** Available data **

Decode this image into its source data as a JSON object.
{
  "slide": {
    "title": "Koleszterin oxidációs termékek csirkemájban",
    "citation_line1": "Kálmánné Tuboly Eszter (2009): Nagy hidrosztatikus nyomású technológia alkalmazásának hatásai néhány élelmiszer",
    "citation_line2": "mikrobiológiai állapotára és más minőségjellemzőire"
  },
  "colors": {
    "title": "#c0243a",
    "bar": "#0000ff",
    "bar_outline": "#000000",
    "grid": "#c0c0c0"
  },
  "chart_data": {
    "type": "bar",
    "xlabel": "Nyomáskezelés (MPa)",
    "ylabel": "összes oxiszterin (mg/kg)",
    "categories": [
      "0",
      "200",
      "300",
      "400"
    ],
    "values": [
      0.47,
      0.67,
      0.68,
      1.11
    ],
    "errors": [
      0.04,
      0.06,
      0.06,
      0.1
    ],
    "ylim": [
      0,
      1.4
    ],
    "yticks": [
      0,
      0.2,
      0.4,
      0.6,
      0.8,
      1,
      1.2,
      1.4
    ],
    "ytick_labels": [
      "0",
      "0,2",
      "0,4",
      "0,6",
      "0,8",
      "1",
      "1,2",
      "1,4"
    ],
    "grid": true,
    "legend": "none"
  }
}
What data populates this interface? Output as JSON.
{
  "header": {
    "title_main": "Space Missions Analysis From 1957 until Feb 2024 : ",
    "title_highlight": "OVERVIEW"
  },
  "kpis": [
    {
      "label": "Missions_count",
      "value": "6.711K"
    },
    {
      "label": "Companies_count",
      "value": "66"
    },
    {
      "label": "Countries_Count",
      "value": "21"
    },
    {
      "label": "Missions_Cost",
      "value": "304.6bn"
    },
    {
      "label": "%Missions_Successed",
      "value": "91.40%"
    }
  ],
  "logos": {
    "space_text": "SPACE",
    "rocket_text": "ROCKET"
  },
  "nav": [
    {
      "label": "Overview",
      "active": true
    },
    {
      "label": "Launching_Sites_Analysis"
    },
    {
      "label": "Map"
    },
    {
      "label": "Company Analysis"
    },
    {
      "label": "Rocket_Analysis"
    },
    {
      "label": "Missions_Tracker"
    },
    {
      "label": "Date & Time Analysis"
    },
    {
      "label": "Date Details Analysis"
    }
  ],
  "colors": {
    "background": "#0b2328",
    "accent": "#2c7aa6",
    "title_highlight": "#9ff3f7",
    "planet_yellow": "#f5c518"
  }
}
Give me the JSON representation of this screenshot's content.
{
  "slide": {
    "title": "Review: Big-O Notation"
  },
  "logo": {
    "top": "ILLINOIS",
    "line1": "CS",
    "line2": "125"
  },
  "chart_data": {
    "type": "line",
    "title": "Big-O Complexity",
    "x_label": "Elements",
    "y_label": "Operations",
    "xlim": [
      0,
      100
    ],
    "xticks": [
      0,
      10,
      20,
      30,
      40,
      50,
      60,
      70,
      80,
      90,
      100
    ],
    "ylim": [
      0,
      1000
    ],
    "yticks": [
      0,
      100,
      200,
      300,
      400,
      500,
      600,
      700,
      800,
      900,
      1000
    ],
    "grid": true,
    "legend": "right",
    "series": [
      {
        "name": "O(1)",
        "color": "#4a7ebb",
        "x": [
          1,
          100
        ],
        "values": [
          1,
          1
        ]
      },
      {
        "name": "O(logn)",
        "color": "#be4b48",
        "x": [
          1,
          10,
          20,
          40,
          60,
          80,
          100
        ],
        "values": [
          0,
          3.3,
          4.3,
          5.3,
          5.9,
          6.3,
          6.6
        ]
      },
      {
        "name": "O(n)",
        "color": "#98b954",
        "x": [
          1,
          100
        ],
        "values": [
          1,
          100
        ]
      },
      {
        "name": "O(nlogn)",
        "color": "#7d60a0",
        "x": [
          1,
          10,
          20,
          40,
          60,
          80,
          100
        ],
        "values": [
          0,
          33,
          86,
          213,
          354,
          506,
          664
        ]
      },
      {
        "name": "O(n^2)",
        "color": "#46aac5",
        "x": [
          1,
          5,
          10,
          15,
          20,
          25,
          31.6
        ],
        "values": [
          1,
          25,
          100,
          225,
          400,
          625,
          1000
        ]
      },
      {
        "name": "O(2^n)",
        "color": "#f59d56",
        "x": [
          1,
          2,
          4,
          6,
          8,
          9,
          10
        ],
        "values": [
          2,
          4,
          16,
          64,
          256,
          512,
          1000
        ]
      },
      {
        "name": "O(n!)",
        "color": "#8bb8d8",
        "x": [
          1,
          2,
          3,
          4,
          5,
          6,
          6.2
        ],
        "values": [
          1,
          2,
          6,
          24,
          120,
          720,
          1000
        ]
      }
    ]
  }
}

** What you will do **
Retype the data in full and match it exactly.

** Response to the exercise **
Decode this image into its source data as a JSON object.
{
  "slide": {
    "title": "Koleszterin oxidációs termékek csirkemájban",
    "citation_line1": "Kálmánné Tuboly Eszter (2009): Nagy hidrosztatikus nyomású technológia alkalmazásának hatásai néhány élelmiszer",
    "citation_line2": "mikrobiológiai állapotára és más minőségjellemzőire"
  },
  "colors": {
    "title": "#c0243a",
    "bar": "#0000ff",
    "bar_outline": "#000000",
    "grid": "#c0c0c0"
  },
  "chart_data": {
    "type": "bar",
    "xlabel": "Nyomáskezelés (MPa)",
    "ylabel": "összes oxiszterin (mg/kg)",
    "categories": [
      "0",
      "200",
      "300",
      "400"
    ],
    "values": [
      0.47,
      0.67,
      0.68,
      1.11
    ],
    "errors": [
      0.04,
      0.06,
      0.06,
      0.1
    ],
    "ylim": [
      0,
      1.4
    ],
    "yticks": [
      0,
      0.2,
      0.4,
      0.6,
      0.8,
      1,
      1.2,
      1.4
    ],
    "ytick_labels": [
      "0",
      "0,2",
      "0,4",
      "0,6",
      "0,8",
      "1",
      "1,2",
      "1,4"
    ],
    "grid": true,
    "legend": "none"
  }
}
What data populates this interface? Output as JSON.
{
  "header": {
    "title_main": "Space Missions Analysis From 1957 until Feb 2024 : ",
    "title_highlight": "OVERVIEW"
  },
  "kpis": [
    {
      "label": "Missions_count",
      "value": "6.711K"
    },
    {
      "label": "Companies_count",
      "value": "66"
    },
    {
      "label": "Countries_Count",
      "value": "21"
    },
    {
      "label": "Missions_Cost",
      "value": "304.6bn"
    },
    {
      "label": "%Missions_Successed",
      "value": "91.40%"
    }
  ],
  "logos": {
    "space_text": "SPACE",
    "rocket_text": "ROCKET"
  },
  "nav": [
    {
      "label": "Overview",
      "active": true
    },
    {
      "label": "Launching_Sites_Analysis"
    },
    {
      "label": "Map"
    },
    {
      "label": "Company Analysis"
    },
    {
      "label": "Rocket_Analysis"
    },
    {
      "label": "Missions_Tracker"
    },
    {
      "label": "Date & Time Analysis"
    },
    {
      "label": "Date Details Analysis"
    }
  ],
  "colors": {
    "background": "#0b2328",
    "accent": "#2c7aa6",
    "title_highlight": "#9ff3f7",
    "planet_yellow": "#f5c518"
  }
}
Give me the JSON representation of this screenshot's content.
{
  "slide": {
    "title": "Review: Big-O Notation"
  },
  "logo": {
    "top": "ILLINOIS",
    "line1": "CS",
    "line2": "125"
  },
  "chart_data": {
    "type": "line",
    "title": "Big-O Complexity",
    "x_label": "Elements",
    "y_label": "Operations",
    "xlim": [
      0,
      100
    ],
    "xticks": [
      0,
      10,
      20,
      30,
      40,
      50,
      60,
      70,
      80,
      90,
      100
    ],
    "ylim": [
      0,
      1000
    ],
    "yticks": [
      0,
      100,
      200,
      300,
      400,
      500,
      600,
      700,
      800,
      900,
      1000
    ],
    "grid": true,
    "legend": "right",
    "series": [
      {
        "name": "O(1)",
        "color": "#4a7ebb",
        "x": [
          1,
          100
        ],
        "values": [
          1,
          1
        ]
      },
      {
        "name": "O(logn)",
        "color": "#be4b48",
        "x": [
          1,
          10,
          20,
          40,
          60,
          80,
          100
        ],
        "values": [
          0,
          3.3,
          4.3,
          5.3,
          5.9,
          6.3,
          6.6
        ]
      },
      {
        "name": "O(n)",
        "color": "#98b954",
        "x": [
          1,
          100
        ],
        "values": [
          1,
          100
        ]
      },
      {
        "name": "O(nlogn)",
        "color": "#7d60a0",
        "x": [
          1,
          10,
          20,
          40,
          60,
          80,
          100
        ],
        "values": [
          0,
          33,
          86,
          213,
          354,
          506,
          664
        ]
      },
      {
        "name": "O(n^2)",
        "color": "#46aac5",
        "x": [
          1,
          5,
          10,
          15,
          20,
          25,
          31.6
        ],
        "values": [
          1,
          25,
          100,
          225,
          400,
          625,
          1000
        ]
      },
      {
        "name": "O(2^n)",
        "color": "#f59d56",
        "x": [
          1,
          2,
          4,
          6,
          8,
          9,
          10
        ],
        "values": [
          2,
          4,
          16,
          64,
          256,
          512,
          1000
        ]
      },
      {
        "name": "O(n!)",
        "color": "#8bb8d8",
        "x": [
          1,
          2,
          3,
          4,
          5,
          6,
          6.2
        ],
        "values": [
          1,
          2,
          6,
          24,
          120,
          720,
          1000
        ]
      }
    ]
  }
}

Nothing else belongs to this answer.